_The exercise_
Report every line of the data below that contains the word "height".

******************************

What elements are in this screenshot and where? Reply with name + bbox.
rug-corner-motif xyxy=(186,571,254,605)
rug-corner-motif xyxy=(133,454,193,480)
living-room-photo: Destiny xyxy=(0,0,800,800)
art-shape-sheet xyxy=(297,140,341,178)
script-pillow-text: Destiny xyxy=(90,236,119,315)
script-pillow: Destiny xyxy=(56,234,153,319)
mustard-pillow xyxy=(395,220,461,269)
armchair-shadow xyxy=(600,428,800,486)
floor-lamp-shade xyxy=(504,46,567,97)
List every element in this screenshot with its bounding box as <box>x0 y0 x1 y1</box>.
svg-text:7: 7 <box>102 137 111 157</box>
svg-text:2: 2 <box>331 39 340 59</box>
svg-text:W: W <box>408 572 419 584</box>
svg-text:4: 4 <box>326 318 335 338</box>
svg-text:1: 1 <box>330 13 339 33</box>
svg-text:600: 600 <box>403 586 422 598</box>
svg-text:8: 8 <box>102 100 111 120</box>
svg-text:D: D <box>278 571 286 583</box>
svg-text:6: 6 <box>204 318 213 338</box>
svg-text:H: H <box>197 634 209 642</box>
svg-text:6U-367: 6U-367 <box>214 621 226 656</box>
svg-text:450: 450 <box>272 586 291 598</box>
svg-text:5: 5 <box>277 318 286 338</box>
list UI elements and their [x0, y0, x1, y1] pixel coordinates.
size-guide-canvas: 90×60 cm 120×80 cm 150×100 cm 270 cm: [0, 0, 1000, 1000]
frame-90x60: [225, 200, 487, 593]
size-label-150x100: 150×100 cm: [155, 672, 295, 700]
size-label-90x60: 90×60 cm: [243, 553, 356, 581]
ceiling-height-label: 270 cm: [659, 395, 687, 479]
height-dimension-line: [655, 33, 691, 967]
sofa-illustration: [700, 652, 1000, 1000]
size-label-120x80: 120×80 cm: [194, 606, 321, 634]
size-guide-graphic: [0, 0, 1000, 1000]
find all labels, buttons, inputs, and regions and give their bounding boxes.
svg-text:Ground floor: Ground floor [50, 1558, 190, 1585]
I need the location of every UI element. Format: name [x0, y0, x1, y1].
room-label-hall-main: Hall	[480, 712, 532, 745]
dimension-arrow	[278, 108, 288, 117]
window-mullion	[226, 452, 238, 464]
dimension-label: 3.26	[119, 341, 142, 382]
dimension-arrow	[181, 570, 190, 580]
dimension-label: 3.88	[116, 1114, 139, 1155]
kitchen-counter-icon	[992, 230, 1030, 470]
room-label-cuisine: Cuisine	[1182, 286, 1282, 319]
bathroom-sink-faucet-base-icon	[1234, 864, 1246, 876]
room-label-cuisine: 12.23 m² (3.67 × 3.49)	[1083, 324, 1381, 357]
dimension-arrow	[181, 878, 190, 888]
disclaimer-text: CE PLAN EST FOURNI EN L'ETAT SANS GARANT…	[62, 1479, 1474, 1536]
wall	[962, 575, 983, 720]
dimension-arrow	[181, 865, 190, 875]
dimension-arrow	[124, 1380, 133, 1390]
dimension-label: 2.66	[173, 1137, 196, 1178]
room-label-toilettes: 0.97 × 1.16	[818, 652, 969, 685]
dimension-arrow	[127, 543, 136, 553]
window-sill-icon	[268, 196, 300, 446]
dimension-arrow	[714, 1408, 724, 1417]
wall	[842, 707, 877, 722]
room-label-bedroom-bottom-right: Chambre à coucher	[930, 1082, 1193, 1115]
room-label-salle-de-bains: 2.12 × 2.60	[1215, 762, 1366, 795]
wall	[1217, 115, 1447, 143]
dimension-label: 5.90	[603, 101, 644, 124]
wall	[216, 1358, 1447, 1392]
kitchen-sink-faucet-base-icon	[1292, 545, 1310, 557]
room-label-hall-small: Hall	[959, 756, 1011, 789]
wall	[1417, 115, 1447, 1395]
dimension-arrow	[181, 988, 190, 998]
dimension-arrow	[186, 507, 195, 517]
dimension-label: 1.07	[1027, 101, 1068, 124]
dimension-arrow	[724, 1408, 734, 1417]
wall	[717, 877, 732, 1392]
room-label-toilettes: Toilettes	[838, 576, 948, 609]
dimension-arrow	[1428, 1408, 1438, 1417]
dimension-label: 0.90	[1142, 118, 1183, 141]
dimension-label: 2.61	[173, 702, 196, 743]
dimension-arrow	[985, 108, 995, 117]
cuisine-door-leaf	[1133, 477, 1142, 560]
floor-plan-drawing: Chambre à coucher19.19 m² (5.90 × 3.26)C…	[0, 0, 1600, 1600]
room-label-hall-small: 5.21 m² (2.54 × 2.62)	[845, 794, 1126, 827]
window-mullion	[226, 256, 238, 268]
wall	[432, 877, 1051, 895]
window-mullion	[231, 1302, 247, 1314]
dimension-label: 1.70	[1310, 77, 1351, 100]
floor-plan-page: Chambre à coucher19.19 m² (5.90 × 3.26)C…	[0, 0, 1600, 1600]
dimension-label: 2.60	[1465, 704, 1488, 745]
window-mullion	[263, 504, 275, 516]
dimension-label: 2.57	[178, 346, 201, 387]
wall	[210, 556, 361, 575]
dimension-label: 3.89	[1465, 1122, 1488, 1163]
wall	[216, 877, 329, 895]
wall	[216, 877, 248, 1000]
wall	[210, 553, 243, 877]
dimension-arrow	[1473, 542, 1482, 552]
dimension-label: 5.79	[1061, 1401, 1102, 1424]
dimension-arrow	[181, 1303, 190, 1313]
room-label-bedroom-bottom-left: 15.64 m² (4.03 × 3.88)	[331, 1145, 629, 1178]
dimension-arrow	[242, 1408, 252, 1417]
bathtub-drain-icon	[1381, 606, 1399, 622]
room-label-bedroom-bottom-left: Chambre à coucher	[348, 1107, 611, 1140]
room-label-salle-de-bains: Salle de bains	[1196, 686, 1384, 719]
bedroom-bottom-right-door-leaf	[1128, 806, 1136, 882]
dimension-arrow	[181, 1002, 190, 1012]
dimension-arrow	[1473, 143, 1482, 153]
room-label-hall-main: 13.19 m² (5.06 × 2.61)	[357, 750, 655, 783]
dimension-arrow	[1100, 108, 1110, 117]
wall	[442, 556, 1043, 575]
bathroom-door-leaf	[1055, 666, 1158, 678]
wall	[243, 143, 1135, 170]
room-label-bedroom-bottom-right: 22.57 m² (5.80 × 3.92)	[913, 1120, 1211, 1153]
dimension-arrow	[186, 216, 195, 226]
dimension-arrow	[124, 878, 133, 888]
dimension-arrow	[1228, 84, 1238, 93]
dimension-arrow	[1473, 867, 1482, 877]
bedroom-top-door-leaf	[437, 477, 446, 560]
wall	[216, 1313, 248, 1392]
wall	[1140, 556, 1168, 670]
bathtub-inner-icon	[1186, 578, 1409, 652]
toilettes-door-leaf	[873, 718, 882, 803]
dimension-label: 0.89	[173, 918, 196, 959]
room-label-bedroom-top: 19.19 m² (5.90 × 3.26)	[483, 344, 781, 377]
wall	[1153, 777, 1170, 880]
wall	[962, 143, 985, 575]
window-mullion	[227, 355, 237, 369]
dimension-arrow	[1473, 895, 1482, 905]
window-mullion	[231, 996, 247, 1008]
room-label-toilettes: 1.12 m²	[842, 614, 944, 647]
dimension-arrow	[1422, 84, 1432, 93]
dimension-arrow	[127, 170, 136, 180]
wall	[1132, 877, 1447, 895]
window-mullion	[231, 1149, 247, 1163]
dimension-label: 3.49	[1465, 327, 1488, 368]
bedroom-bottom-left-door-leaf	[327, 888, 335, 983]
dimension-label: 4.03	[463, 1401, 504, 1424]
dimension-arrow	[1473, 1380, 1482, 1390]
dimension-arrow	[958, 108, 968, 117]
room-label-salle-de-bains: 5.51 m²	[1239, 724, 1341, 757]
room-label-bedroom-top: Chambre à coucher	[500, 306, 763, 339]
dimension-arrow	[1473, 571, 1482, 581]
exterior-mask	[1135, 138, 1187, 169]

******************************

_Answer to this task_
ceiling-height-label: 270 cm: [659, 395, 687, 479]
height-dimension-line: [655, 33, 691, 967]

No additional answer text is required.